Your assignment: Using the data below, copy each line that includes the word "Hamburg".
*** Opening Given entries ***
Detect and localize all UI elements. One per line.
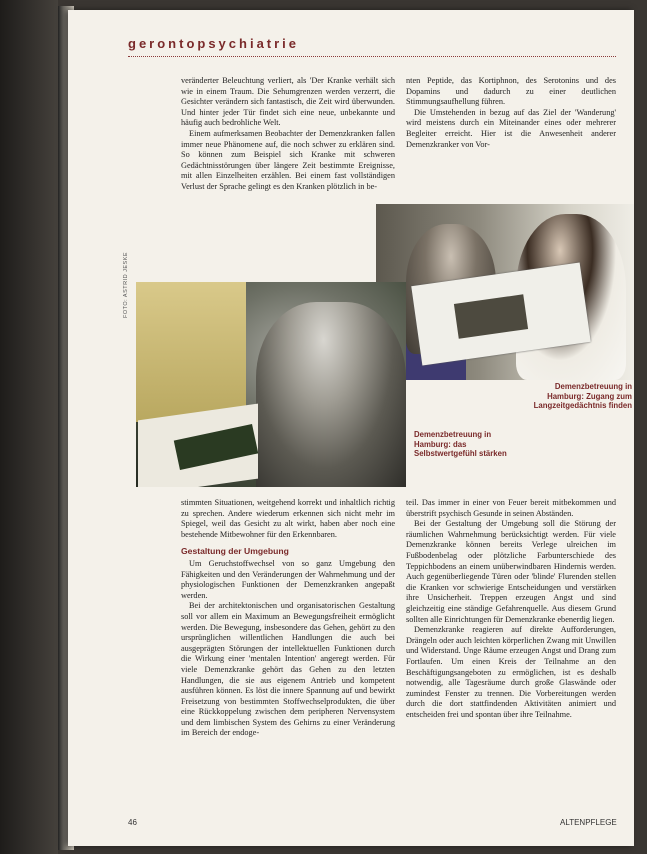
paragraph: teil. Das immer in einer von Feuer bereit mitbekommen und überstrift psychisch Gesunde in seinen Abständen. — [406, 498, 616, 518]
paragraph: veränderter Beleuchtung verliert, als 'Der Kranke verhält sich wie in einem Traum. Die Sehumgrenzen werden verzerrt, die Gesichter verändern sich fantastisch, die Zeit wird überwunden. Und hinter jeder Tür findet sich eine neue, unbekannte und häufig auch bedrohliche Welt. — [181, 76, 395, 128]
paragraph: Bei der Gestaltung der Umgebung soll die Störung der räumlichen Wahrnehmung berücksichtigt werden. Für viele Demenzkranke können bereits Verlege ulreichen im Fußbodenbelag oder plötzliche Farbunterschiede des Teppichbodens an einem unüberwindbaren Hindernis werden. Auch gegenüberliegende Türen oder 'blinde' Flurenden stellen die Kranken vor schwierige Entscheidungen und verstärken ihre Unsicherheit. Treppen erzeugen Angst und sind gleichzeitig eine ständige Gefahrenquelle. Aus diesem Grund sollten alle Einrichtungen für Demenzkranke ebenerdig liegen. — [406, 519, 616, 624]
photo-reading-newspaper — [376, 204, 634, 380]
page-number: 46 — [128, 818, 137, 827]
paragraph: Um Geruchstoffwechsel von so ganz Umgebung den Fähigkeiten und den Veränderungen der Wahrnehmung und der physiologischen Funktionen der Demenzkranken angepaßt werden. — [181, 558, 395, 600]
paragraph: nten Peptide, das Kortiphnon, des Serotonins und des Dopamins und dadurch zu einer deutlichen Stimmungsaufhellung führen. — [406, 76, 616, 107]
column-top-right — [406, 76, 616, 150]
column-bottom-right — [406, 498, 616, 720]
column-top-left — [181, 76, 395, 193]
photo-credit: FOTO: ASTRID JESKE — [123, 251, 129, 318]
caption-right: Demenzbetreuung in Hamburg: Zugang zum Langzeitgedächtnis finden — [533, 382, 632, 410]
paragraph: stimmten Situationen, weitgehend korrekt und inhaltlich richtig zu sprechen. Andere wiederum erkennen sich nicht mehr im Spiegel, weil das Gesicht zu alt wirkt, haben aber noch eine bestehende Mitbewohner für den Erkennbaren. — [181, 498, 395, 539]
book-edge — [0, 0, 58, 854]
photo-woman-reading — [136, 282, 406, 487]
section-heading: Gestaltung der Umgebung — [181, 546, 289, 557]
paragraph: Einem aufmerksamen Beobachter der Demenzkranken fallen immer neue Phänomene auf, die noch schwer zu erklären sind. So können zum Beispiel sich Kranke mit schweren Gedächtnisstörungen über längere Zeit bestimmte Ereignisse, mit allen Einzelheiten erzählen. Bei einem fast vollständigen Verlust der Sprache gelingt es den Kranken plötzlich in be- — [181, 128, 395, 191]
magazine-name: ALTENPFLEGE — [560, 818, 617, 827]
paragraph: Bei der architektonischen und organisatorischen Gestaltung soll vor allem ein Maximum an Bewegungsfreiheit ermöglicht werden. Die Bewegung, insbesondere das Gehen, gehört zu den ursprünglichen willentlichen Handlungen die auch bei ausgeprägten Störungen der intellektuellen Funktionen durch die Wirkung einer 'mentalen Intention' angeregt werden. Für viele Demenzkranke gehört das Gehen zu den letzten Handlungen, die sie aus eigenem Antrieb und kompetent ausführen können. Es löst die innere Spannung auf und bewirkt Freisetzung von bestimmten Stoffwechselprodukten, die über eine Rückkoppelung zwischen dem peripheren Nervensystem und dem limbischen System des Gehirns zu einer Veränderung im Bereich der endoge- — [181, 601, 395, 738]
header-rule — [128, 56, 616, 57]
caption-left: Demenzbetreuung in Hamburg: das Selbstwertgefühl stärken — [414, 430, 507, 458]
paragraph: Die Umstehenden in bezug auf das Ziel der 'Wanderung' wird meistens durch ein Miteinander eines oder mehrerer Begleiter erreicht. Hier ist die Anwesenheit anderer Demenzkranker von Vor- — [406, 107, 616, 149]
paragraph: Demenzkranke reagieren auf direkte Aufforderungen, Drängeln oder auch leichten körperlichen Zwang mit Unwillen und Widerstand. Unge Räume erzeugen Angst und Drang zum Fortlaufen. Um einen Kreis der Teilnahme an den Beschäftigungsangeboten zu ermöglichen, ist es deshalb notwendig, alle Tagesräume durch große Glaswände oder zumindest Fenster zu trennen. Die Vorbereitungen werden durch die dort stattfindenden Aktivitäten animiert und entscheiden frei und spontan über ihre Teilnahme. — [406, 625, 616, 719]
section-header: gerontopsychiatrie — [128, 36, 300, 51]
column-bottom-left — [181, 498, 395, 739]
*** Closing Given entries ***
Exercise response:
caption-right: Demenzbetreuung in Hamburg: Zugang zum Langzeitgedächtnis finden — [533, 382, 632, 410]
caption-left: Demenzbetreuung in Hamburg: das Selbstwertgefühl stärken — [414, 430, 507, 458]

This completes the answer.